YOUR INSTRUCTIONS: Copy each line of the listing below exactly.

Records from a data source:

^^^^

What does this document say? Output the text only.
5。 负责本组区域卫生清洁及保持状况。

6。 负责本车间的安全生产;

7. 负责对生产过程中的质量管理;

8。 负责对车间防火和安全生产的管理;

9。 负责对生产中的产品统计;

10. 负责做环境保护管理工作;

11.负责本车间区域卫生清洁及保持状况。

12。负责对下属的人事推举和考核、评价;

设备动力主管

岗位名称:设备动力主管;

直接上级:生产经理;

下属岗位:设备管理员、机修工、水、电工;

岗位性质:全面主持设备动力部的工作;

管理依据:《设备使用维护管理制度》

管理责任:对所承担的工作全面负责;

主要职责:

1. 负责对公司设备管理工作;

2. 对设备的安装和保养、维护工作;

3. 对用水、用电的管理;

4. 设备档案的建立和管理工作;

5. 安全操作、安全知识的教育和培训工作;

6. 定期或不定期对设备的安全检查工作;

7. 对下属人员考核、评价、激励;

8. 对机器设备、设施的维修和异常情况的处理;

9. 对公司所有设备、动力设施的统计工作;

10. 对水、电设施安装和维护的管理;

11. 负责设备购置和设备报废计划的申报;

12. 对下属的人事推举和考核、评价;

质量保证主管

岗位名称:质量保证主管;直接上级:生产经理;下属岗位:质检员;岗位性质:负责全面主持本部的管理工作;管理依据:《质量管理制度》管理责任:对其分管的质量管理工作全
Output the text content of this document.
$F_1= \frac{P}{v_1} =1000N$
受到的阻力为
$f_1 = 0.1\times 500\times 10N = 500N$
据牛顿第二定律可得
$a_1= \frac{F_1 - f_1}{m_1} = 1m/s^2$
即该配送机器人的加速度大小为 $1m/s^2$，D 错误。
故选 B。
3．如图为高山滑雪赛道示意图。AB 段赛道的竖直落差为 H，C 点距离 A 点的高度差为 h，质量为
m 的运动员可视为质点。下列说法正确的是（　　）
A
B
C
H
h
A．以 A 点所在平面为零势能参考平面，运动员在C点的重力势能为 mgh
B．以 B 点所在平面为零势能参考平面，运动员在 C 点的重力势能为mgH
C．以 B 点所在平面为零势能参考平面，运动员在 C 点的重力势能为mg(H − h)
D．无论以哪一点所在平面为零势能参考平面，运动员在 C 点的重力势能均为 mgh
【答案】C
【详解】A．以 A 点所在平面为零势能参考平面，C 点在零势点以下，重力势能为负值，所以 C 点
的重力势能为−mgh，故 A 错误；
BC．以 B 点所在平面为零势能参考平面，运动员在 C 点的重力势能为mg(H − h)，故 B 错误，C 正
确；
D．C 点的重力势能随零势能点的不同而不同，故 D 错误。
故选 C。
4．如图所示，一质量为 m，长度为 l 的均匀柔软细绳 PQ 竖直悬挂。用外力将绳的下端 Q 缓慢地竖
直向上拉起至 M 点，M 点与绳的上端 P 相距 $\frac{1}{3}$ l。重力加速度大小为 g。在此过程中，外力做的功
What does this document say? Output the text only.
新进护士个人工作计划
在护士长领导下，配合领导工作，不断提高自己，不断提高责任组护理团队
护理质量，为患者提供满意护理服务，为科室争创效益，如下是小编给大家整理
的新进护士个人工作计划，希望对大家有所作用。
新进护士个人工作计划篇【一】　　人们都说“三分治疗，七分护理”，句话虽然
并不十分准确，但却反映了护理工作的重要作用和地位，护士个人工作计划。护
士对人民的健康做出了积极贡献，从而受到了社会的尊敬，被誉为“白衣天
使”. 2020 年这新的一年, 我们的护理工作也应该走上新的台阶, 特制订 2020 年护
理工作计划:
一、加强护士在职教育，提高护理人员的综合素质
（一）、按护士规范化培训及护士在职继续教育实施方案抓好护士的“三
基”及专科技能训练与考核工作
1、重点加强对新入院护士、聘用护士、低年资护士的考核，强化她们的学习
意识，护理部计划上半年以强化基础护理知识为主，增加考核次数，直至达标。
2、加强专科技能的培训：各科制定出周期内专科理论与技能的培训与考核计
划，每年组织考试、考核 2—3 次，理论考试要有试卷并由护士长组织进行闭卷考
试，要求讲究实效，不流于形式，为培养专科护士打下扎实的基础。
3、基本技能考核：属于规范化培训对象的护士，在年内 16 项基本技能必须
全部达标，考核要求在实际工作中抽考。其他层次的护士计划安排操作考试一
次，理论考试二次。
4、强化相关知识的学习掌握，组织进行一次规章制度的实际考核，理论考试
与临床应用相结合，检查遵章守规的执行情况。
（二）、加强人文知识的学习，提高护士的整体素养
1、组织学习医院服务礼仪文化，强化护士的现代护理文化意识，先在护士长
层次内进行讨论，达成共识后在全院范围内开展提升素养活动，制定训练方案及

^^^^

FINISHED TASK:
What does this document say? Output the text only.
5。 负责本组区域卫生清洁及保持状况。

6。 负责本车间的安全生产;

7. 负责对生产过程中的质量管理;

8。 负责对车间防火和安全生产的管理;

9。 负责对生产中的产品统计;

10. 负责做环境保护管理工作;

11.负责本车间区域卫生清洁及保持状况。

12。负责对下属的人事推举和考核、评价;

设备动力主管

岗位名称:设备动力主管;

直接上级:生产经理;

下属岗位:设备管理员、机修工、水、电工;

岗位性质:全面主持设备动力部的工作;

管理依据:《设备使用维护管理制度》

管理责任:对所承担的工作全面负责;

主要职责:

1. 负责对公司设备管理工作;

2. 对设备的安装和保养、维护工作;

3. 对用水、用电的管理;

4. 设备档案的建立和管理工作;

5. 安全操作、安全知识的教育和培训工作;

6. 定期或不定期对设备的安全检查工作;

7. 对下属人员考核、评价、激励;

8. 对机器设备、设施的维修和异常情况的处理;

9. 对公司所有设备、动力设施的统计工作;

10. 对水、电设施安装和维护的管理;

11. 负责设备购置和设备报废计划的申报;

12. 对下属的人事推举和考核、评价;

质量保证主管

岗位名称:质量保证主管;直接上级:生产经理;下属岗位:质检员;岗位性质:负责全面主持本部的管理工作;管理依据:《质量管理制度》管理责任:对其分管的质量管理工作全
Output the text content of this document.
$F_1= \frac{P}{v_1} =1000N$
受到的阻力为
$f_1 = 0.1\times 500\times 10N = 500N$
据牛顿第二定律可得
$a_1= \frac{F_1 - f_1}{m_1} = 1m/s^2$
即该配送机器人的加速度大小为 $1m/s^2$，D 错误。
故选 B。
3．如图为高山滑雪赛道示意图。AB 段赛道的竖直落差为 H，C 点距离 A 点的高度差为 h，质量为
m 的运动员可视为质点。下列说法正确的是（　　）
A
B
C
H
h
A．以 A 点所在平面为零势能参考平面，运动员在C点的重力势能为 mgh
B．以 B 点所在平面为零势能参考平面，运动员在 C 点的重力势能为mgH
C．以 B 点所在平面为零势能参考平面，运动员在 C 点的重力势能为mg(H − h)
D．无论以哪一点所在平面为零势能参考平面，运动员在 C 点的重力势能均为 mgh
【答案】C
【详解】A．以 A 点所在平面为零势能参考平面，C 点在零势点以下，重力势能为负值，所以 C 点
的重力势能为−mgh，故 A 错误；
BC．以 B 点所在平面为零势能参考平面，运动员在 C 点的重力势能为mg(H − h)，故 B 错误，C 正
确；
D．C 点的重力势能随零势能点的不同而不同，故 D 错误。
故选 C。
4．如图所示，一质量为 m，长度为 l 的均匀柔软细绳 PQ 竖直悬挂。用外力将绳的下端 Q 缓慢地竖
直向上拉起至 M 点，M 点与绳的上端 P 相距 $\frac{1}{3}$ l。重力加速度大小为 g。在此过程中，外力做的功
What does this document say? Output the text only.
新进护士个人工作计划
在护士长领导下，配合领导工作，不断提高自己，不断提高责任组护理团队
护理质量，为患者提供满意护理服务，为科室争创效益，如下是小编给大家整理
的新进护士个人工作计划，希望对大家有所作用。
新进护士个人工作计划篇【一】　　人们都说“三分治疗，七分护理”，句话虽然
并不十分准确，但却反映了护理工作的重要作用和地位，护士个人工作计划。护
士对人民的健康做出了积极贡献，从而受到了社会的尊敬，被誉为“白衣天
使”. 2020 年这新的一年, 我们的护理工作也应该走上新的台阶, 特制订 2020 年护
理工作计划:
一、加强护士在职教育，提高护理人员的综合素质
（一）、按护士规范化培训及护士在职继续教育实施方案抓好护士的“三
基”及专科技能训练与考核工作
1、重点加强对新入院护士、聘用护士、低年资护士的考核，强化她们的学习
意识，护理部计划上半年以强化基础护理知识为主，增加考核次数，直至达标。
2、加强专科技能的培训：各科制定出周期内专科理论与技能的培训与考核计
划，每年组织考试、考核 2—3 次，理论考试要有试卷并由护士长组织进行闭卷考
试，要求讲究实效，不流于形式，为培养专科护士打下扎实的基础。
3、基本技能考核：属于规范化培训对象的护士，在年内 16 项基本技能必须
全部达标，考核要求在实际工作中抽考。其他层次的护士计划安排操作考试一
次，理论考试二次。
4、强化相关知识的学习掌握，组织进行一次规章制度的实际考核，理论考试
与临床应用相结合，检查遵章守规的执行情况。
（二）、加强人文知识的学习，提高护士的整体素养
1、组织学习医院服务礼仪文化，强化护士的现代护理文化意识，先在护士长
层次内进行讨论，达成共识后在全院范围内开展提升素养活动，制定训练方案及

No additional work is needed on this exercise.